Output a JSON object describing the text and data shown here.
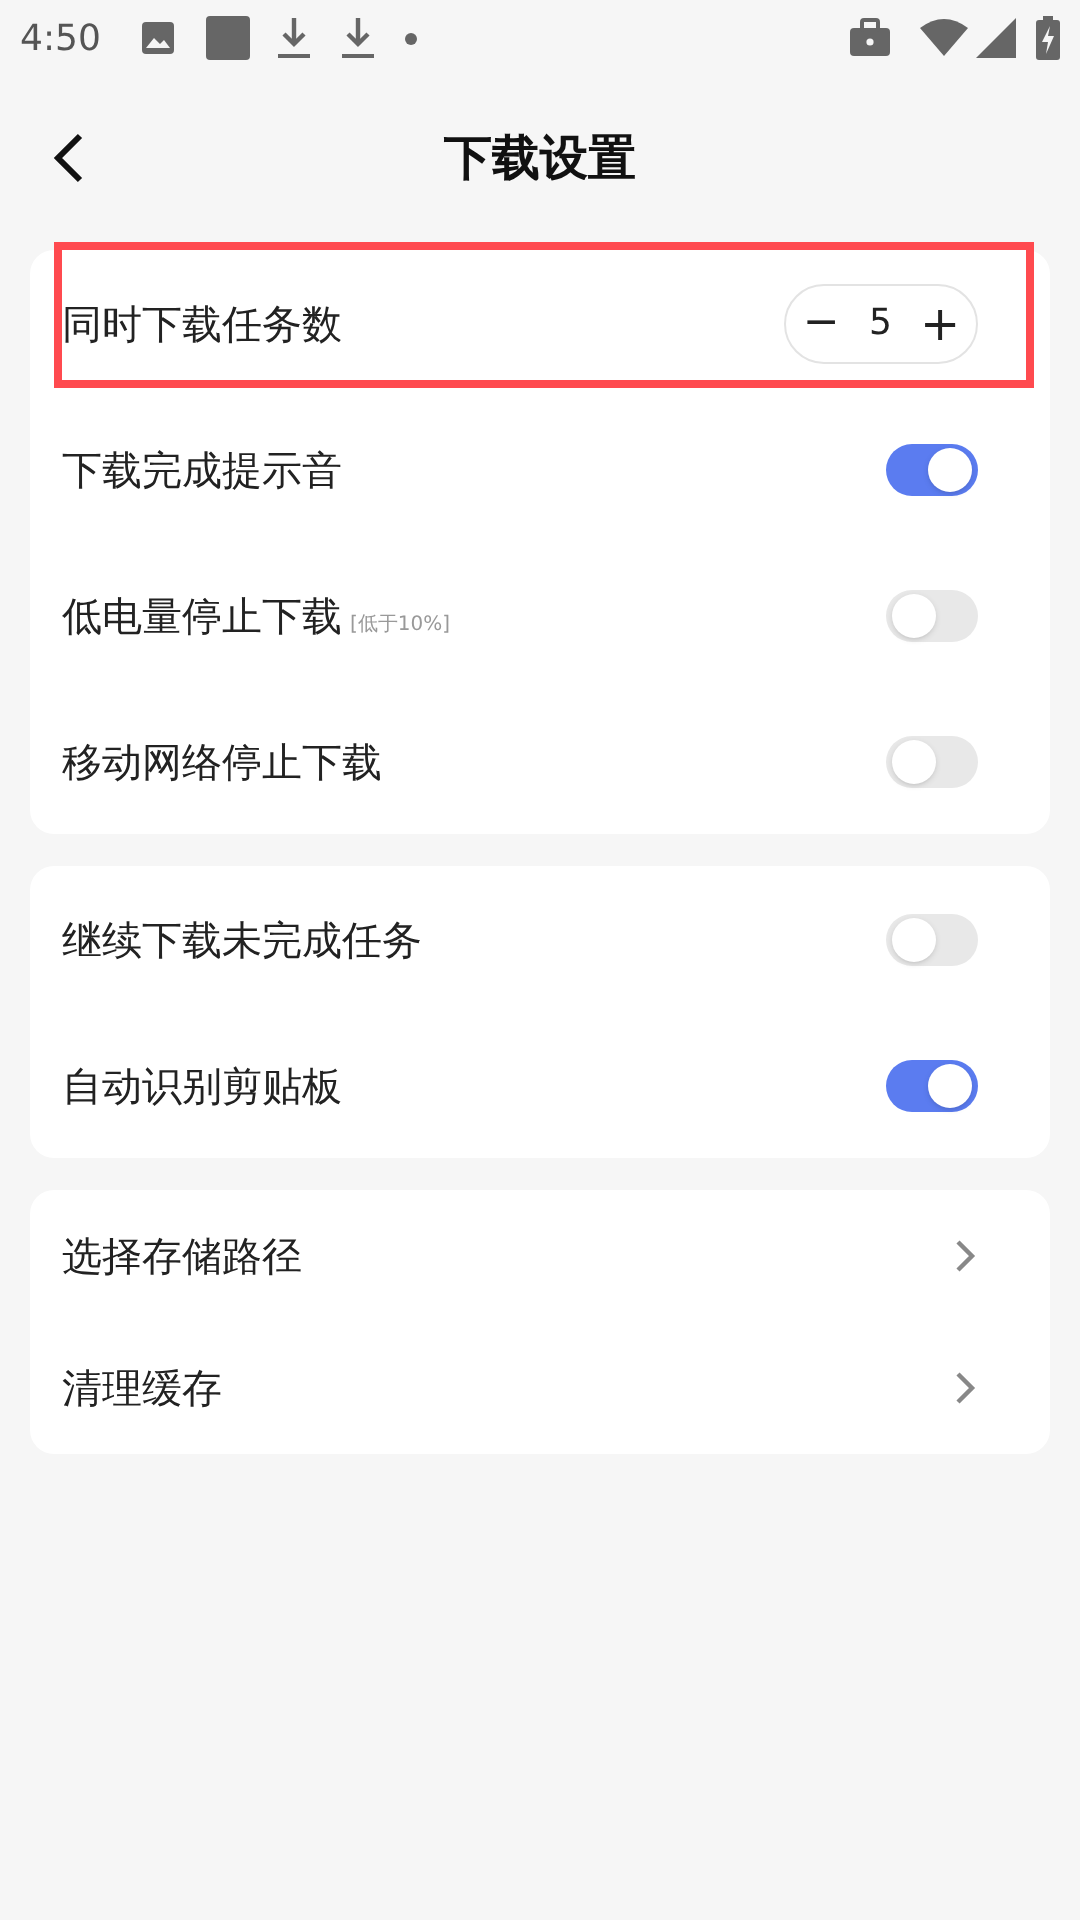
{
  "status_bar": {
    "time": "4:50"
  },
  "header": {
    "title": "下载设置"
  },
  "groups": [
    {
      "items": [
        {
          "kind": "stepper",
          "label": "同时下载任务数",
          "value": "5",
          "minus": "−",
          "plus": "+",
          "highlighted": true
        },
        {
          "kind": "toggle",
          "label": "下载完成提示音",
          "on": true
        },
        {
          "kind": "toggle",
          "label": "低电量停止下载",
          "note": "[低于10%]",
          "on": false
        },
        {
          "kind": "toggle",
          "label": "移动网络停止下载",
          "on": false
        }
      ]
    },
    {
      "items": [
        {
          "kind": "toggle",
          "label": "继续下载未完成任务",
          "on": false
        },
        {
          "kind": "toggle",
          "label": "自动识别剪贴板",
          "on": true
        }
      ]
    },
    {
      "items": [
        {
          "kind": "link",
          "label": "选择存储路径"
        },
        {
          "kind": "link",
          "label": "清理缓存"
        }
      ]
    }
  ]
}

___

# [Your instructions]
Strip out the pictures and quote the remaining data word for word.

# [Response]
Output a JSON object describing the text and data shown here.
{
  "status_bar": {
    "time": "4:50"
  },
  "header": {
    "title": "下载设置"
  },
  "groups": [
    {
      "items": [
        {
          "kind": "stepper",
          "label": "同时下载任务数",
          "value": "5",
          "minus": "−",
          "plus": "+",
          "highlighted": true
        },
        {
          "kind": "toggle",
          "label": "下载完成提示音",
          "on": true
        },
        {
          "kind": "toggle",
          "label": "低电量停止下载",
          "note": "[低于10%]",
          "on": false
        },
        {
          "kind": "toggle",
          "label": "移动网络停止下载",
          "on": false
        }
      ]
    },
    {
      "items": [
        {
          "kind": "toggle",
          "label": "继续下载未完成任务",
          "on": false
        },
        {
          "kind": "toggle",
          "label": "自动识别剪贴板",
          "on": true
        }
      ]
    },
    {
      "items": [
        {
          "kind": "link",
          "label": "选择存储路径"
        },
        {
          "kind": "link",
          "label": "清理缓存"
        }
      ]
    }
  ]
}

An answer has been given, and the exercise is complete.